Begin Supplied data

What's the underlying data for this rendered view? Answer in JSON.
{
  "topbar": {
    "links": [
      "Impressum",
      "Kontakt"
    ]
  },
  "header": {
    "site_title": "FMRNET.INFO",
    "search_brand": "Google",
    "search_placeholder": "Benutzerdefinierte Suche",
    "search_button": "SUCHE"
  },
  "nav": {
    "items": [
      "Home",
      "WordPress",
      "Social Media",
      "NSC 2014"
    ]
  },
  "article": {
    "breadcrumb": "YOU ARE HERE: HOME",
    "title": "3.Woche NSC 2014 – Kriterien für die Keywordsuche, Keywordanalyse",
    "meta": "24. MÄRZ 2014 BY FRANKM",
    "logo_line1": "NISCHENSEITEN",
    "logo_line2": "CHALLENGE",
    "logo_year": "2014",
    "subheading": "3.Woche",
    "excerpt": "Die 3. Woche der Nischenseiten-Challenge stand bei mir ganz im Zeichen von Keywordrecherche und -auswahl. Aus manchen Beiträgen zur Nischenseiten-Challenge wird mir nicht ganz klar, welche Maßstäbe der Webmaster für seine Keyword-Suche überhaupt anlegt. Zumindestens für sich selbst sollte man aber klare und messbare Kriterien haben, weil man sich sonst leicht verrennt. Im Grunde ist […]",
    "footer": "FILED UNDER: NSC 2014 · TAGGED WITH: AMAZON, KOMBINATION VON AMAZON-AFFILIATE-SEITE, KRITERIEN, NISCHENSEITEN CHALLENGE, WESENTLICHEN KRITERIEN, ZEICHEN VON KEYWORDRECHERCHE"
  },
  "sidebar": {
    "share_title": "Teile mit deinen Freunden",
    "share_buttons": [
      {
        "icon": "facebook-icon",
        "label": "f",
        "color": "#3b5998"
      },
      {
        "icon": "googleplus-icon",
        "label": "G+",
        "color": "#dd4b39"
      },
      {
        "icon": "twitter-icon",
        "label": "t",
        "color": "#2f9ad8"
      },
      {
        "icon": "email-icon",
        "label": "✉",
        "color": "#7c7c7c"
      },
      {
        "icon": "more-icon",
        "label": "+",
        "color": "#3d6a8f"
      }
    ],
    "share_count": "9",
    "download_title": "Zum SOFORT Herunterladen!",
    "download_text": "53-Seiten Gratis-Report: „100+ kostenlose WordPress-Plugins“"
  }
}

End Supplied data

▸ **Written problem**: Repeat the entries above exactly, leaving nothing out.

▸ **Answer to this exercise**:
What's the underlying data for this rendered view? Answer in JSON.
{
  "topbar": {
    "links": [
      "Impressum",
      "Kontakt"
    ]
  },
  "header": {
    "site_title": "FMRNET.INFO",
    "search_brand": "Google",
    "search_placeholder": "Benutzerdefinierte Suche",
    "search_button": "SUCHE"
  },
  "nav": {
    "items": [
      "Home",
      "WordPress",
      "Social Media",
      "NSC 2014"
    ]
  },
  "article": {
    "breadcrumb": "YOU ARE HERE: HOME",
    "title": "3.Woche NSC 2014 – Kriterien für die Keywordsuche, Keywordanalyse",
    "meta": "24. MÄRZ 2014 BY FRANKM",
    "logo_line1": "NISCHENSEITEN",
    "logo_line2": "CHALLENGE",
    "logo_year": "2014",
    "subheading": "3.Woche",
    "excerpt": "Die 3. Woche der Nischenseiten-Challenge stand bei mir ganz im Zeichen von Keywordrecherche und -auswahl. Aus manchen Beiträgen zur Nischenseiten-Challenge wird mir nicht ganz klar, welche Maßstäbe der Webmaster für seine Keyword-Suche überhaupt anlegt. Zumindestens für sich selbst sollte man aber klare und messbare Kriterien haben, weil man sich sonst leicht verrennt. Im Grunde ist […]",
    "footer": "FILED UNDER: NSC 2014 · TAGGED WITH: AMAZON, KOMBINATION VON AMAZON-AFFILIATE-SEITE, KRITERIEN, NISCHENSEITEN CHALLENGE, WESENTLICHEN KRITERIEN, ZEICHEN VON KEYWORDRECHERCHE"
  },
  "sidebar": {
    "share_title": "Teile mit deinen Freunden",
    "share_buttons": [
      {
        "icon": "facebook-icon",
        "label": "f",
        "color": "#3b5998"
      },
      {
        "icon": "googleplus-icon",
        "label": "G+",
        "color": "#dd4b39"
      },
      {
        "icon": "twitter-icon",
        "label": "t",
        "color": "#2f9ad8"
      },
      {
        "icon": "email-icon",
        "label": "✉",
        "color": "#7c7c7c"
      },
      {
        "icon": "more-icon",
        "label": "+",
        "color": "#3d6a8f"
      }
    ],
    "share_count": "9",
    "download_title": "Zum SOFORT Herunterladen!",
    "download_text": "53-Seiten Gratis-Report: „100+ kostenlose WordPress-Plugins“"
  }
}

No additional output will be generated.